**WHAT IS NEEDED**
Find the word "ylabel" in the material below and gather every line that contains it.

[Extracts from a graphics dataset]
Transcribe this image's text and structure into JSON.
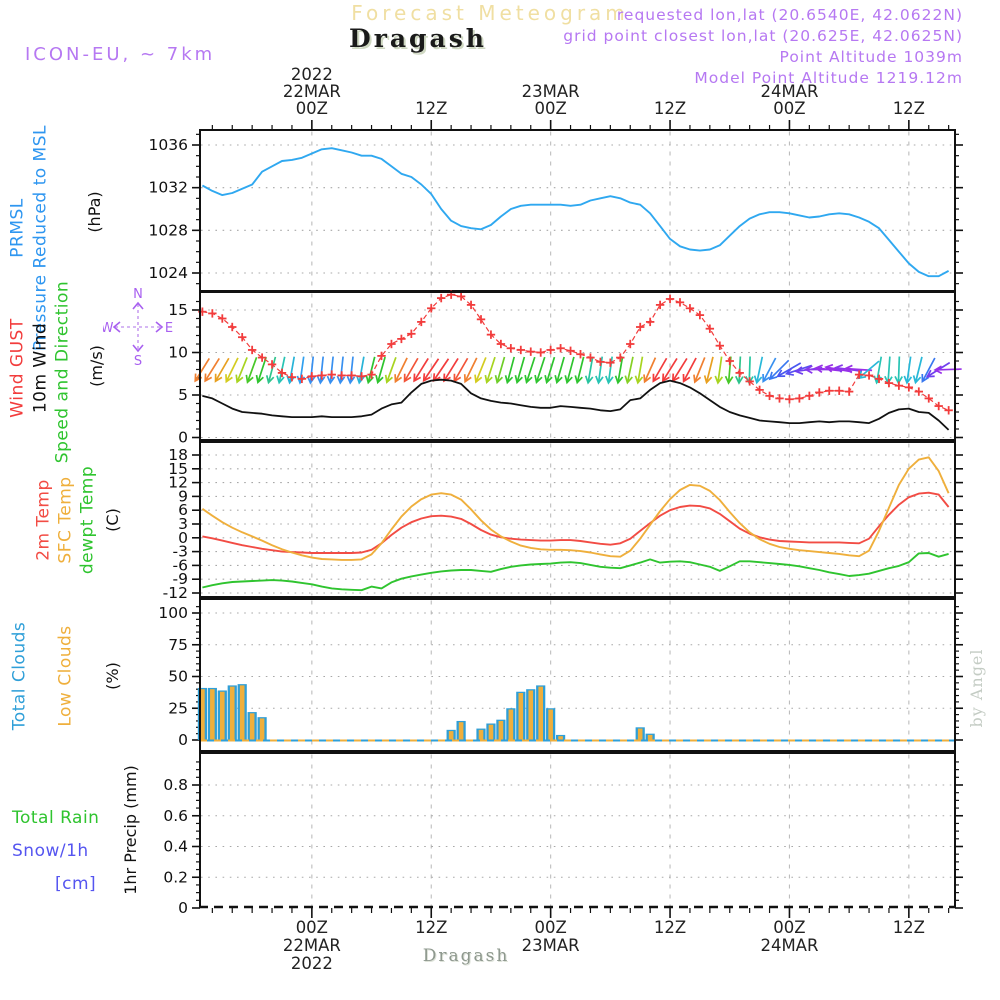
{
  "header": {
    "watermark_title": "Forecast Meteogram",
    "station": "Dragash",
    "model": "ICON-EU, ~ 7km",
    "meta_lines": [
      "requested lon,lat (20.6540E, 42.0622N)",
      "grid point closest lon,lat (20.625E, 42.0625N)",
      "Point Altitude 1039m",
      "Model Point Altitude 1219.12m"
    ]
  },
  "footer": {
    "station": "Dragash",
    "credit": "by Angel"
  },
  "compass": {
    "n": "N",
    "s": "S",
    "w": "W",
    "e": "E"
  },
  "colors": {
    "pressure_line": "#2FA8F0",
    "label_blue": "#2E96F0",
    "gust_red": "#F23C3C",
    "wind_black": "#111111",
    "direction_green": "#2FC42F",
    "temp_red": "#F24C44",
    "sfc_orange": "#EFAF3C",
    "dewpt_green": "#2FC42F",
    "cloud_blue": "#2F9FD8",
    "cloud_orange": "#EFAF3C",
    "rain_green": "#2FC42F",
    "snow_blue": "#5555F0",
    "header_purple": "#B678F2",
    "compass_purple": "#A860F0",
    "watermark_wheat": "#F0DFA2",
    "grid_gray": "#A8A8A8"
  },
  "time_axis": {
    "hours": 76,
    "minor_step_hours": 2,
    "major_ticks": [
      {
        "t": 11,
        "top": [
          "2022",
          "22MAR",
          "00Z"
        ],
        "bottom": [
          "00Z",
          "22MAR",
          "2022"
        ]
      },
      {
        "t": 23,
        "top": [
          "12Z"
        ],
        "bottom": [
          "12Z"
        ]
      },
      {
        "t": 35,
        "top": [
          "23MAR",
          "00Z"
        ],
        "bottom": [
          "00Z",
          "23MAR"
        ]
      },
      {
        "t": 47,
        "top": [
          "12Z"
        ],
        "bottom": [
          "12Z"
        ]
      },
      {
        "t": 59,
        "top": [
          "24MAR",
          "00Z"
        ],
        "bottom": [
          "00Z",
          "24MAR"
        ]
      },
      {
        "t": 71,
        "top": [
          "12Z"
        ],
        "bottom": [
          "12Z"
        ]
      }
    ]
  },
  "chart_data": [
    {
      "id": "pressure",
      "type": "line",
      "ylabel": "(hPa)",
      "left_labels": [
        {
          "text": "PRMSL",
          "color": "#2E96F0"
        },
        {
          "text": "Pressure Reduced to MSL",
          "color": "#2E96F0"
        }
      ],
      "yticks": [
        1024,
        1028,
        1032,
        1036
      ],
      "ylim": [
        1022.3,
        1037.4
      ],
      "grid": true,
      "series": [
        {
          "name": "PRMSL",
          "color": "#2FA8F0",
          "values": [
            1032.2,
            1031.7,
            1031.3,
            1031.5,
            1031.9,
            1032.3,
            1033.5,
            1034.0,
            1034.5,
            1034.6,
            1034.8,
            1035.2,
            1035.6,
            1035.7,
            1035.5,
            1035.3,
            1035.0,
            1035.0,
            1034.7,
            1034.0,
            1033.3,
            1033.0,
            1032.3,
            1031.4,
            1030.0,
            1028.9,
            1028.4,
            1028.2,
            1028.1,
            1028.5,
            1029.3,
            1030.0,
            1030.3,
            1030.4,
            1030.4,
            1030.4,
            1030.4,
            1030.3,
            1030.4,
            1030.8,
            1031.0,
            1031.2,
            1031.0,
            1030.6,
            1030.4,
            1029.6,
            1028.4,
            1027.2,
            1026.5,
            1026.2,
            1026.1,
            1026.2,
            1026.6,
            1027.5,
            1028.4,
            1029.1,
            1029.5,
            1029.7,
            1029.7,
            1029.6,
            1029.4,
            1029.2,
            1029.3,
            1029.5,
            1029.6,
            1029.5,
            1029.2,
            1028.8,
            1028.2,
            1027.1,
            1026.0,
            1024.9,
            1024.1,
            1023.7,
            1023.7,
            1024.2
          ]
        }
      ]
    },
    {
      "id": "wind",
      "type": "line-markers-arrows",
      "ylabel": "(m/s)",
      "left_labels": [
        {
          "text": "Wind GUST",
          "color": "#F23C3C"
        },
        {
          "text": "10m Wind",
          "color": "#111111"
        },
        {
          "text": "Speed and Direction",
          "color": "#2FC42F"
        }
      ],
      "yticks": [
        0,
        5,
        10,
        15
      ],
      "ylim": [
        -0.4,
        17.0
      ],
      "grid": true,
      "series": [
        {
          "name": "Wind GUST",
          "color": "#F23C3C",
          "marker": "plus",
          "values": [
            14.8,
            14.6,
            14.0,
            13.0,
            11.8,
            10.3,
            9.4,
            8.6,
            7.6,
            7.1,
            6.9,
            7.2,
            7.3,
            7.4,
            7.3,
            7.3,
            7.2,
            7.4,
            9.6,
            11.0,
            11.6,
            12.2,
            13.6,
            15.2,
            16.4,
            16.8,
            16.6,
            15.6,
            13.9,
            12.1,
            11.0,
            10.5,
            10.3,
            10.1,
            10.0,
            10.3,
            10.5,
            10.2,
            9.8,
            9.4,
            8.9,
            8.8,
            9.4,
            11.0,
            13.0,
            13.6,
            15.6,
            16.3,
            15.9,
            15.2,
            14.4,
            12.8,
            10.8,
            9.0,
            7.6,
            6.6,
            5.6,
            4.9,
            4.6,
            4.5,
            4.6,
            4.9,
            5.3,
            5.5,
            5.5,
            5.4,
            7.4,
            7.3,
            6.9,
            6.4,
            6.1,
            5.9,
            5.4,
            4.6,
            3.7,
            3.2
          ]
        },
        {
          "name": "10m Wind",
          "color": "#111111",
          "values": [
            4.9,
            4.6,
            4.0,
            3.4,
            3.0,
            2.9,
            2.8,
            2.6,
            2.5,
            2.4,
            2.4,
            2.4,
            2.5,
            2.4,
            2.4,
            2.4,
            2.5,
            2.7,
            3.4,
            3.9,
            4.1,
            5.3,
            6.3,
            6.7,
            6.8,
            6.7,
            6.3,
            5.2,
            4.6,
            4.3,
            4.1,
            4.0,
            3.8,
            3.6,
            3.5,
            3.5,
            3.7,
            3.6,
            3.5,
            3.4,
            3.2,
            3.1,
            3.3,
            4.4,
            4.6,
            5.6,
            6.4,
            6.7,
            6.4,
            5.9,
            5.2,
            4.4,
            3.6,
            3.0,
            2.6,
            2.3,
            2.0,
            1.9,
            1.8,
            1.7,
            1.7,
            1.8,
            1.9,
            1.8,
            1.9,
            1.9,
            1.8,
            1.7,
            2.2,
            2.9,
            3.3,
            3.4,
            3.0,
            2.9,
            2.0,
            0.9
          ]
        }
      ],
      "arrows": {
        "y_value": 8,
        "rot_deg": [
          32,
          32,
          30,
          26,
          22,
          20,
          18,
          15,
          12,
          10,
          8,
          6,
          6,
          6,
          6,
          6,
          10,
          14,
          16,
          20,
          26,
          30,
          32,
          34,
          34,
          32,
          30,
          26,
          22,
          18,
          16,
          15,
          16,
          18,
          18,
          17,
          16,
          15,
          14,
          10,
          8,
          8,
          10,
          12,
          10,
          24,
          30,
          32,
          32,
          28,
          22,
          14,
          8,
          5,
          3,
          2,
          12,
          28,
          45,
          60,
          72,
          82,
          90,
          96,
          100,
          98,
          94,
          50,
          10,
          4,
          2,
          8,
          14,
          28,
          58,
          88
        ],
        "colors": [
          "#F08030",
          "#F08030",
          "#E8A020",
          "#D4CC20",
          "#A8D420",
          "#48C828",
          "#2FC42F",
          "#2FC48C",
          "#28C4B4",
          "#28B4D8",
          "#30A0F0",
          "#3890F0",
          "#3890F0",
          "#3890F0",
          "#3890F0",
          "#3890F0",
          "#28B4D8",
          "#2FC42F",
          "#2FC42F",
          "#A8D420",
          "#F08030",
          "#F25438",
          "#F23C3C",
          "#F23C3C",
          "#F23C3C",
          "#F23C3C",
          "#F25438",
          "#F08030",
          "#D4CC20",
          "#A8D420",
          "#6FCE28",
          "#2FC42F",
          "#2FC42F",
          "#2FC42F",
          "#2FC42F",
          "#2FC42F",
          "#2FC42F",
          "#2FC42F",
          "#2FC42F",
          "#28C4A0",
          "#28C4B4",
          "#28C4B4",
          "#2FC42F",
          "#86D024",
          "#A8D420",
          "#F08030",
          "#F23C3C",
          "#F23C3C",
          "#F23C3C",
          "#F23C3C",
          "#F08030",
          "#E8A020",
          "#A8D420",
          "#48C828",
          "#2FC48C",
          "#28C8A0",
          "#28B8D8",
          "#3890F0",
          "#3878F0",
          "#4858F0",
          "#5850F0",
          "#7040EE",
          "#8838EC",
          "#9830E8",
          "#9830E8",
          "#8838EC",
          "#9830E8",
          "#28B8D8",
          "#28C4B4",
          "#28C4B4",
          "#28C4B4",
          "#28B8D8",
          "#28B8D8",
          "#3878F0",
          "#7040EE",
          "#9830E8"
        ]
      }
    },
    {
      "id": "temperature",
      "type": "line",
      "ylabel": "(C)",
      "left_labels": [
        {
          "text": "2m Temp",
          "color": "#F24C44"
        },
        {
          "text": "SFC Temp",
          "color": "#EFAF3C"
        },
        {
          "text": "dewpt Temp",
          "color": "#2FC42F"
        }
      ],
      "yticks": [
        -12,
        -9,
        -6,
        -3,
        0,
        3,
        6,
        9,
        12,
        15,
        18
      ],
      "ylim": [
        -13.1,
        20.6
      ],
      "grid": true,
      "series": [
        {
          "name": "2m Temp",
          "color": "#F24C44",
          "values": [
            0.3,
            -0.1,
            -0.6,
            -1.1,
            -1.6,
            -2.0,
            -2.4,
            -2.7,
            -3.0,
            -3.1,
            -3.2,
            -3.3,
            -3.3,
            -3.3,
            -3.3,
            -3.3,
            -3.2,
            -2.6,
            -1.2,
            0.6,
            2.2,
            3.4,
            4.2,
            4.7,
            4.8,
            4.6,
            4.1,
            3.0,
            1.7,
            0.7,
            0.1,
            -0.2,
            -0.4,
            -0.5,
            -0.6,
            -0.6,
            -0.5,
            -0.5,
            -0.7,
            -1.0,
            -1.3,
            -1.5,
            -1.2,
            -0.2,
            1.5,
            3.2,
            4.8,
            6.0,
            6.7,
            7.0,
            6.9,
            6.4,
            5.2,
            3.6,
            2.0,
            0.9,
            0.1,
            -0.4,
            -0.7,
            -0.8,
            -0.9,
            -1.0,
            -1.0,
            -1.0,
            -1.0,
            -1.1,
            -1.2,
            -0.2,
            2.5,
            5.0,
            7.2,
            8.8,
            9.6,
            9.8,
            9.4,
            6.7
          ]
        },
        {
          "name": "SFC Temp",
          "color": "#EFAF3C",
          "values": [
            6.3,
            4.8,
            3.4,
            2.2,
            1.2,
            0.3,
            -0.6,
            -1.6,
            -2.5,
            -3.2,
            -3.8,
            -4.3,
            -4.6,
            -4.7,
            -4.8,
            -4.8,
            -4.7,
            -3.6,
            -1.2,
            1.8,
            4.6,
            6.8,
            8.4,
            9.4,
            9.7,
            9.4,
            8.3,
            6.2,
            3.8,
            1.8,
            0.3,
            -0.8,
            -1.7,
            -2.2,
            -2.5,
            -2.6,
            -2.6,
            -2.7,
            -2.9,
            -3.2,
            -3.6,
            -4.0,
            -4.1,
            -2.8,
            -0.2,
            2.8,
            5.8,
            8.4,
            10.4,
            11.5,
            11.3,
            10.2,
            8.2,
            5.6,
            3.2,
            1.2,
            -0.3,
            -1.3,
            -2.0,
            -2.4,
            -2.7,
            -2.9,
            -3.1,
            -3.3,
            -3.5,
            -3.8,
            -4.0,
            -2.8,
            1.5,
            6.5,
            11.5,
            15.0,
            17.0,
            17.5,
            14.5,
            9.7
          ]
        },
        {
          "name": "dewpt Temp",
          "color": "#2FC42F",
          "values": [
            -10.8,
            -10.3,
            -9.9,
            -9.6,
            -9.5,
            -9.4,
            -9.3,
            -9.2,
            -9.3,
            -9.5,
            -9.8,
            -10.1,
            -10.6,
            -11.0,
            -11.2,
            -11.3,
            -11.4,
            -10.6,
            -11.0,
            -9.7,
            -8.9,
            -8.4,
            -8.0,
            -7.6,
            -7.3,
            -7.1,
            -7.0,
            -7.0,
            -7.2,
            -7.4,
            -6.8,
            -6.3,
            -6.0,
            -5.8,
            -5.7,
            -5.6,
            -5.4,
            -5.3,
            -5.5,
            -5.9,
            -6.3,
            -6.5,
            -6.6,
            -6.0,
            -5.4,
            -4.7,
            -5.4,
            -5.2,
            -5.1,
            -5.3,
            -5.8,
            -6.3,
            -7.2,
            -6.2,
            -5.1,
            -5.1,
            -5.3,
            -5.5,
            -5.7,
            -5.9,
            -6.2,
            -6.6,
            -7.0,
            -7.5,
            -7.9,
            -8.3,
            -8.1,
            -7.8,
            -7.2,
            -6.6,
            -6.1,
            -5.3,
            -3.4,
            -3.3,
            -4.1,
            -3.5
          ]
        }
      ]
    },
    {
      "id": "clouds",
      "type": "bar",
      "ylabel": "(%)",
      "left_labels": [
        {
          "text": "Total Clouds",
          "color": "#2F9FD8"
        },
        {
          "text": "Low Clouds",
          "color": "#EFAF3C"
        }
      ],
      "yticks": [
        0,
        25,
        50,
        75,
        100
      ],
      "ylim": [
        -9.5,
        110
      ],
      "grid": true,
      "series": [
        {
          "name": "Total Clouds",
          "color": "#2F9FD8",
          "values": [
            41,
            41,
            39,
            43,
            44,
            22,
            18,
            0,
            0,
            0,
            0,
            0,
            0,
            0,
            0,
            0,
            0,
            0,
            0,
            0,
            0,
            0,
            0,
            0,
            0,
            8,
            15,
            0,
            9,
            13,
            16,
            25,
            38,
            40,
            43,
            25,
            4,
            0,
            0,
            0,
            0,
            0,
            0,
            0,
            10,
            5,
            0,
            0,
            0,
            0,
            0,
            0,
            0,
            0,
            0,
            0,
            0,
            0,
            0,
            0,
            0,
            0,
            0,
            0,
            0,
            0,
            0,
            0,
            0,
            0,
            0,
            0,
            0,
            0,
            0,
            0
          ]
        },
        {
          "name": "Low Clouds",
          "color": "#EFAF3C",
          "values": [
            40,
            40,
            38,
            42,
            43,
            21,
            17,
            0,
            0,
            0,
            0,
            0,
            0,
            0,
            0,
            0,
            0,
            0,
            0,
            0,
            0,
            0,
            0,
            0,
            0,
            7,
            14,
            0,
            8,
            12,
            15,
            24,
            37,
            39,
            42,
            24,
            3,
            0,
            0,
            0,
            0,
            0,
            0,
            0,
            9,
            4,
            0,
            0,
            0,
            0,
            0,
            0,
            0,
            0,
            0,
            0,
            0,
            0,
            0,
            0,
            0,
            0,
            0,
            0,
            0,
            0,
            0,
            0,
            0,
            0,
            0,
            0,
            0,
            0,
            0,
            0
          ]
        }
      ],
      "zero_line": {
        "style": "dashed",
        "colors": [
          "#EFAF3C",
          "#2F9FD8"
        ]
      }
    },
    {
      "id": "precipitation",
      "type": "bar",
      "ylabel": "1hr Precip (mm)",
      "left_labels": [
        {
          "text": "Total  Rain",
          "color": "#2FC42F"
        },
        {
          "text": "Snow/1h",
          "color": "#5555F0"
        },
        {
          "text": "[cm]",
          "color": "#5555F0"
        }
      ],
      "yticks": [
        0,
        0.2,
        0.4,
        0.6,
        0.8
      ],
      "ylim": [
        0,
        0.99
      ],
      "grid": true,
      "series": [
        {
          "name": "1hr Precip",
          "color": "#2FC42F",
          "values": []
        }
      ],
      "note": "no precipitation in forecast period; zero baseline drawn as dashed black axis"
    }
  ]
}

**WORKED SOLUTION**
      "ylabel": "(hPa)",
      "ylabel": "(m/s)",
      "ylabel": "(C)",
      "ylabel": "(%)",
      "ylabel": "1hr Precip (mm)",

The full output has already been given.